**RECORDS TO USE**

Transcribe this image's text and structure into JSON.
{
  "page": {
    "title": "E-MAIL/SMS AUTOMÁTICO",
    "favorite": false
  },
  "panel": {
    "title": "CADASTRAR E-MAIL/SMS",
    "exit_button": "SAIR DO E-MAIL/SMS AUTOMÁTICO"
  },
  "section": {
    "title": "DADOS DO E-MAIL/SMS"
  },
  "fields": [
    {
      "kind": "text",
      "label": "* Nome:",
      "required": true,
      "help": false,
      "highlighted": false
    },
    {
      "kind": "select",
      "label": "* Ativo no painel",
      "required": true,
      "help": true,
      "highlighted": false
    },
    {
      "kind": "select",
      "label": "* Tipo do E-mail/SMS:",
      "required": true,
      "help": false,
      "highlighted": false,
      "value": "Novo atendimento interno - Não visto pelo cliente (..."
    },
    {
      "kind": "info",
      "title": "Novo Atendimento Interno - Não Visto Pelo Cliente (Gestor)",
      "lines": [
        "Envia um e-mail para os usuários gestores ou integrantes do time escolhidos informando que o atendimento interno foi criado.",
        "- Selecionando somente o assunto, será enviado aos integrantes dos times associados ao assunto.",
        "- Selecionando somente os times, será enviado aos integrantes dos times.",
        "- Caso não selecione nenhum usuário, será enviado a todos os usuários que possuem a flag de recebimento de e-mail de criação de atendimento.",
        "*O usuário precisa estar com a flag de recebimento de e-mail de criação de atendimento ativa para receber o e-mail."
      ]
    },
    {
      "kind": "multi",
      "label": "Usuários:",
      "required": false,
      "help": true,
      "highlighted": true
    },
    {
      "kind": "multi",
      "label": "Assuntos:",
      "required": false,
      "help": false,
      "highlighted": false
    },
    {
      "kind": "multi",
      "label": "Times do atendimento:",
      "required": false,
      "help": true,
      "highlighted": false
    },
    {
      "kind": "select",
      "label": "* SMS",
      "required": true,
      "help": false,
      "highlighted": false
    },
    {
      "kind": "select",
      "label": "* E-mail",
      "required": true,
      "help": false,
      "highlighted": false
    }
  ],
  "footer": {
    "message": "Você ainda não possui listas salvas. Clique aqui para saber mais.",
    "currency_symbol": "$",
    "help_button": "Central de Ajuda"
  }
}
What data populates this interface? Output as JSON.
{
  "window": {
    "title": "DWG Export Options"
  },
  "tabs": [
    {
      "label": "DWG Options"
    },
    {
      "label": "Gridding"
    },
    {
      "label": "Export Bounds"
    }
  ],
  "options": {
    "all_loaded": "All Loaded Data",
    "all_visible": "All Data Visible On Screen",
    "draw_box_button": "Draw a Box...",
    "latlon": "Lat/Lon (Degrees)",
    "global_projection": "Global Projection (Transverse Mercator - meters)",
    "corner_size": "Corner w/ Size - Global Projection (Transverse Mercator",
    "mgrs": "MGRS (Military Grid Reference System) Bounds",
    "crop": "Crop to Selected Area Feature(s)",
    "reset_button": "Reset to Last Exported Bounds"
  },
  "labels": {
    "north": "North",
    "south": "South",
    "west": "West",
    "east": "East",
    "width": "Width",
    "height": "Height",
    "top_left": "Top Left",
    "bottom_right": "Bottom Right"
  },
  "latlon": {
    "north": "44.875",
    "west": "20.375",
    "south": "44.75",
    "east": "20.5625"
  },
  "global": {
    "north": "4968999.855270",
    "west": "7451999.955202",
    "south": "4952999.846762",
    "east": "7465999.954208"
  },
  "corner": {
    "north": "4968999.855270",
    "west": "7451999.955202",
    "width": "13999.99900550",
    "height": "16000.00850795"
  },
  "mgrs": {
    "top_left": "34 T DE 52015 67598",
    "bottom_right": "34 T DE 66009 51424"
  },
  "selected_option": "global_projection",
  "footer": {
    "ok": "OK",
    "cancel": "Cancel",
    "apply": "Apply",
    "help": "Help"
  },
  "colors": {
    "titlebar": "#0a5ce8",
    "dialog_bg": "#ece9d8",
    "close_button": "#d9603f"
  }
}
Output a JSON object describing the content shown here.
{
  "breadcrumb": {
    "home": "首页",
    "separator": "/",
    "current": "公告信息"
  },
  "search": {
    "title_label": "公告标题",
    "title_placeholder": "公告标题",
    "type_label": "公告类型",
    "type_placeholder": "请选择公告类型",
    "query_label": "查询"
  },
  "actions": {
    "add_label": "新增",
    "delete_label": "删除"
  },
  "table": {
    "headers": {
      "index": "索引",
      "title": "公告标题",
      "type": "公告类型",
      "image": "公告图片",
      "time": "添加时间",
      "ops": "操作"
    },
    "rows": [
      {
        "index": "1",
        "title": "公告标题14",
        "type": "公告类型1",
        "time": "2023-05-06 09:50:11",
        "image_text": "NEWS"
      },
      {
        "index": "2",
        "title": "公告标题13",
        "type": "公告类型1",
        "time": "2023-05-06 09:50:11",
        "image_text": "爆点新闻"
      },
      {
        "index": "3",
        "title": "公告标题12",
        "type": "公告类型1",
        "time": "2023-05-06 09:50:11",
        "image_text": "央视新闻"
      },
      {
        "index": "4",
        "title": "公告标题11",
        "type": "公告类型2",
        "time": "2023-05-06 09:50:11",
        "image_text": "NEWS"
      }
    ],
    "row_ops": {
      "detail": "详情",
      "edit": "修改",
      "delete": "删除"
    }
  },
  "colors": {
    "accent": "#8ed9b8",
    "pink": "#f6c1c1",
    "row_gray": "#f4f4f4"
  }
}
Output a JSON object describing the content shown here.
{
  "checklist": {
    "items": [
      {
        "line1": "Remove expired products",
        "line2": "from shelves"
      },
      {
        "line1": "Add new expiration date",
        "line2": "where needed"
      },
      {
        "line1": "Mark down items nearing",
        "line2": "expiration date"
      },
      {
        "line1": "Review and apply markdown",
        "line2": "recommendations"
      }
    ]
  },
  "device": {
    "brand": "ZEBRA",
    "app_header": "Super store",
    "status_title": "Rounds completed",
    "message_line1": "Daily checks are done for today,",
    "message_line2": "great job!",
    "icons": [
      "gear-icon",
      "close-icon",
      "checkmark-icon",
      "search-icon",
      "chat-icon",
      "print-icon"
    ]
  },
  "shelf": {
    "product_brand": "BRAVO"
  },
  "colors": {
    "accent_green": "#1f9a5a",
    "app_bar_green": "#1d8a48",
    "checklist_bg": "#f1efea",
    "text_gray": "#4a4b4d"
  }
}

**TASK STATEMENT**
Give the number of lines in the entries above that include the string "west". No other output is expected.

**TASK OUTPUT**
4